*Task directions*
Retype the rows from the start through the line containing "- organisation-name-input[interactable]: [271, 929, 1024, 1007]", inclusive, reproducing each line precisely as it appears.
START Available records
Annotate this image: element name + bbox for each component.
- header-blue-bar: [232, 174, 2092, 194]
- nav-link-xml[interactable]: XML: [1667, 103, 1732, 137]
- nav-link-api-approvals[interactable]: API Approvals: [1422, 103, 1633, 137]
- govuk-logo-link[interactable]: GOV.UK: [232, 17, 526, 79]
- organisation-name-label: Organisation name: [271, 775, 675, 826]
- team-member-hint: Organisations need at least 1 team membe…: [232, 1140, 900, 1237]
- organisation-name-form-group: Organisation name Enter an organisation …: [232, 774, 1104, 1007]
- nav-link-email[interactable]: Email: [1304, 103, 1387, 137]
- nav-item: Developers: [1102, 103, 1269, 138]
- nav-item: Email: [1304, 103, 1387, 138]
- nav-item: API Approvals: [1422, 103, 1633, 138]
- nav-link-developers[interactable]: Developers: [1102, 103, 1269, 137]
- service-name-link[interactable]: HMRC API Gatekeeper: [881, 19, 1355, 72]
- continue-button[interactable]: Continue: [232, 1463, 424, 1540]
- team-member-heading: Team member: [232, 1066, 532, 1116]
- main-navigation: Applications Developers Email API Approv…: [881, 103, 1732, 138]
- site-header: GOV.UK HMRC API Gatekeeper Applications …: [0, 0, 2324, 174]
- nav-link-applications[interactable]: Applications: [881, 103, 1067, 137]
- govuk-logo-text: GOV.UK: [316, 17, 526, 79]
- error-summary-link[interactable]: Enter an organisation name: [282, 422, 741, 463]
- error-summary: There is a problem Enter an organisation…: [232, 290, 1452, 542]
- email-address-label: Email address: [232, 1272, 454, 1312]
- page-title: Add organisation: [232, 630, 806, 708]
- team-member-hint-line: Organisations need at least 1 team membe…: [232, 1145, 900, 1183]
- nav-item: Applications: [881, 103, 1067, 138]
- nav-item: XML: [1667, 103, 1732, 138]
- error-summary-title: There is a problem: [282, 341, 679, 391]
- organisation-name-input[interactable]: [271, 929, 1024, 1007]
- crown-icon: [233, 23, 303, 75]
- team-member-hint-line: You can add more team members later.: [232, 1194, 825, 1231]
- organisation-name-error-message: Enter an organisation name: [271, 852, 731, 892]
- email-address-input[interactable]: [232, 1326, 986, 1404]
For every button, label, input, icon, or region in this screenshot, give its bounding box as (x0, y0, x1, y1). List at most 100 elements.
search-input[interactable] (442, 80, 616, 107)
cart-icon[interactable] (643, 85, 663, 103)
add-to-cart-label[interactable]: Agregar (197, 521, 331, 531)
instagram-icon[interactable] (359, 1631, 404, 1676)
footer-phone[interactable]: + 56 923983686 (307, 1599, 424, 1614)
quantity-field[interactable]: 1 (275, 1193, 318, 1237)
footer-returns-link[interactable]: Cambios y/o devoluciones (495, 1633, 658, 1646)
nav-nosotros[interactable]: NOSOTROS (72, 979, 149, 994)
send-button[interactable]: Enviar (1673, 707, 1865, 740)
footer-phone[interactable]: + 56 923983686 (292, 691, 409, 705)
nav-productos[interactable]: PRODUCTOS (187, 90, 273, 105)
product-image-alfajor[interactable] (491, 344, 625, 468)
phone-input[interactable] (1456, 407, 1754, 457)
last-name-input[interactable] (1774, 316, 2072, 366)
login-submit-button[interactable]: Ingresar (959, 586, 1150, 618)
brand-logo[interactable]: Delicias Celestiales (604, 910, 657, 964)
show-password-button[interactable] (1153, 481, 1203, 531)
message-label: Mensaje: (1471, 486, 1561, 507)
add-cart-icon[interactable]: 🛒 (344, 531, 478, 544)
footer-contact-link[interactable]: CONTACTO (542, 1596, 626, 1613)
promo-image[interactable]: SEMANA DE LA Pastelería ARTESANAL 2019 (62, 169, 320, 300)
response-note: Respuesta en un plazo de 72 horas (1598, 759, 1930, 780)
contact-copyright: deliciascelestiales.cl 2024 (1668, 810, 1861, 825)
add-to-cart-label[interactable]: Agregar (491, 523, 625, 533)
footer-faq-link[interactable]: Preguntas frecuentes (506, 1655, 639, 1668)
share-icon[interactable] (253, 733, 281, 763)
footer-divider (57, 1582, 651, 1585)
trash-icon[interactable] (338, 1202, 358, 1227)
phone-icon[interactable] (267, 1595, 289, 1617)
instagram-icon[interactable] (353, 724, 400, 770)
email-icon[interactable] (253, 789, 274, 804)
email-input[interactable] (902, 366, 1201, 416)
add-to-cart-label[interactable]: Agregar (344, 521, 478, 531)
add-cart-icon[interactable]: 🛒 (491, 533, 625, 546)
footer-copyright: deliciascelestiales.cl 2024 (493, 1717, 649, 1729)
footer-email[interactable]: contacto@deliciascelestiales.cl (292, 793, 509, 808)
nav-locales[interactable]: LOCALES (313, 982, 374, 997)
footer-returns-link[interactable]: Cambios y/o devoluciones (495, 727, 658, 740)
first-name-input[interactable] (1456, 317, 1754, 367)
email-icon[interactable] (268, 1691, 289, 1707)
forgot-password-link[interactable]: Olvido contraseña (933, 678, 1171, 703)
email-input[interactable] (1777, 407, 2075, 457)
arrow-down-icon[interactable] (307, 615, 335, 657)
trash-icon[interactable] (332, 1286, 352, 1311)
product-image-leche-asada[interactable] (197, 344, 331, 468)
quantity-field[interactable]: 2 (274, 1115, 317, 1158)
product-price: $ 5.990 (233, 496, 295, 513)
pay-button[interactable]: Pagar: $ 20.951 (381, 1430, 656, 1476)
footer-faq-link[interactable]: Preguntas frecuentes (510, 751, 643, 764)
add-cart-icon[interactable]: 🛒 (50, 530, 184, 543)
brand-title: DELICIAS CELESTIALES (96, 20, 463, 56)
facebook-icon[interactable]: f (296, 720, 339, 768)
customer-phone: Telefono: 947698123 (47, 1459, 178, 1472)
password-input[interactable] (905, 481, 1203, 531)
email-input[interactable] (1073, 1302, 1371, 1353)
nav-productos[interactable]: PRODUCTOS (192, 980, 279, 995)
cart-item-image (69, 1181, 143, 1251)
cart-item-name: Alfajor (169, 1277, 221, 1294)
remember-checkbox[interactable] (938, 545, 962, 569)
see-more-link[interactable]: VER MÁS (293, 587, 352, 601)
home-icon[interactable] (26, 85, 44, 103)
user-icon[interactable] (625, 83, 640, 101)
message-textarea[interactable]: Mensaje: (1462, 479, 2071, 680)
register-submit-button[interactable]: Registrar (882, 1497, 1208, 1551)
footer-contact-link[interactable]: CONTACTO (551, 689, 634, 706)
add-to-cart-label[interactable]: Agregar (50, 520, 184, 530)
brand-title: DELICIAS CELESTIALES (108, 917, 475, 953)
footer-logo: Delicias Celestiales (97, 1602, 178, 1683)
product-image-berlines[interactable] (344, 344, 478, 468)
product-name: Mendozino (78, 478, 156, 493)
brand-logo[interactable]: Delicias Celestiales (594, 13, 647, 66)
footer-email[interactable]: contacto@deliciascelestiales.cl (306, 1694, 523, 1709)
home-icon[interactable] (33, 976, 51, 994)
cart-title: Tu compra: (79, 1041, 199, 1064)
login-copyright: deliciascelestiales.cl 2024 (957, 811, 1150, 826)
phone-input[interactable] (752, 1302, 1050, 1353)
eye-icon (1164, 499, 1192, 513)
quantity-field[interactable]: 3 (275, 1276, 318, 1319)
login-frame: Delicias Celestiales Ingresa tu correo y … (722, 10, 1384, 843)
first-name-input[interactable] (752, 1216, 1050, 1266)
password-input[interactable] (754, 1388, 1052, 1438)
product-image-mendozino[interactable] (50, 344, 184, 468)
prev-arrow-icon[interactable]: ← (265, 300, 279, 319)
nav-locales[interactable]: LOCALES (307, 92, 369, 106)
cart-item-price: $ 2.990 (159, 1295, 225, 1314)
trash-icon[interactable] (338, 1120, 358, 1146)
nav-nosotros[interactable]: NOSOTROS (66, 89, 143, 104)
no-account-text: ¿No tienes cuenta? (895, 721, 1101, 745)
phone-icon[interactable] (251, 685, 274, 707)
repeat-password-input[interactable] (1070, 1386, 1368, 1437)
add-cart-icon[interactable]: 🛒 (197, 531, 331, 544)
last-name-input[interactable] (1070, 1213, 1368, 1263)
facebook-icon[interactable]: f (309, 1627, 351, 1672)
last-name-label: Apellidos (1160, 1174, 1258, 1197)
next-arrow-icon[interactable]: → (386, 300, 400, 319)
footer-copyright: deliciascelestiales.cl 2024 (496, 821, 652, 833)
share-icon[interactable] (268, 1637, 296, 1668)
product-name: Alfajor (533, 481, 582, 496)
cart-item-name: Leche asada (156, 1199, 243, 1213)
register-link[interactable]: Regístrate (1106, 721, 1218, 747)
END Available records
*Response to the task*
Annotate this image: element name + bbox for each component.
- header-blue-bar: [232, 174, 2092, 194]
- nav-link-xml[interactable]: XML: [1667, 103, 1732, 137]
- nav-link-api-approvals[interactable]: API Approvals: [1422, 103, 1633, 137]
- govuk-logo-link[interactable]: GOV.UK: [232, 17, 526, 79]
- organisation-name-label: Organisation name: [271, 775, 675, 826]
- team-member-hint: Organisations need at least 1 team membe…: [232, 1140, 900, 1237]
- organisation-name-form-group: Organisation name Enter an organisation …: [232, 774, 1104, 1007]
- nav-link-email[interactable]: Email: [1304, 103, 1387, 137]
- nav-item: Developers: [1102, 103, 1269, 138]
- nav-item: Email: [1304, 103, 1387, 138]
- nav-item: API Approvals: [1422, 103, 1633, 138]
- nav-link-developers[interactable]: Developers: [1102, 103, 1269, 137]
- service-name-link[interactable]: HMRC API Gatekeeper: [881, 19, 1355, 72]
- continue-button[interactable]: Continue: [232, 1463, 424, 1540]
- team-member-heading: Team member: [232, 1066, 532, 1116]
- main-navigation: Applications Developers Email API Approv…: [881, 103, 1732, 138]
- site-header: GOV.UK HMRC API Gatekeeper Applications …: [0, 0, 2324, 174]
- nav-link-applications[interactable]: Applications: [881, 103, 1067, 137]
- govuk-logo-text: GOV.UK: [316, 17, 526, 79]
- error-summary-link[interactable]: Enter an organisation name: [282, 422, 741, 463]
- error-summary: There is a problem Enter an organisation…: [232, 290, 1452, 542]
- email-address-label: Email address: [232, 1272, 454, 1312]
- page-title: Add organisation: [232, 630, 806, 708]
- team-member-hint-line: Organisations need at least 1 team membe…: [232, 1145, 900, 1183]
- nav-item: Applications: [881, 103, 1067, 138]
- nav-item: XML: [1667, 103, 1732, 138]
- error-summary-title: There is a problem: [282, 341, 679, 391]
- organisation-name-input[interactable]: [271, 929, 1024, 1007]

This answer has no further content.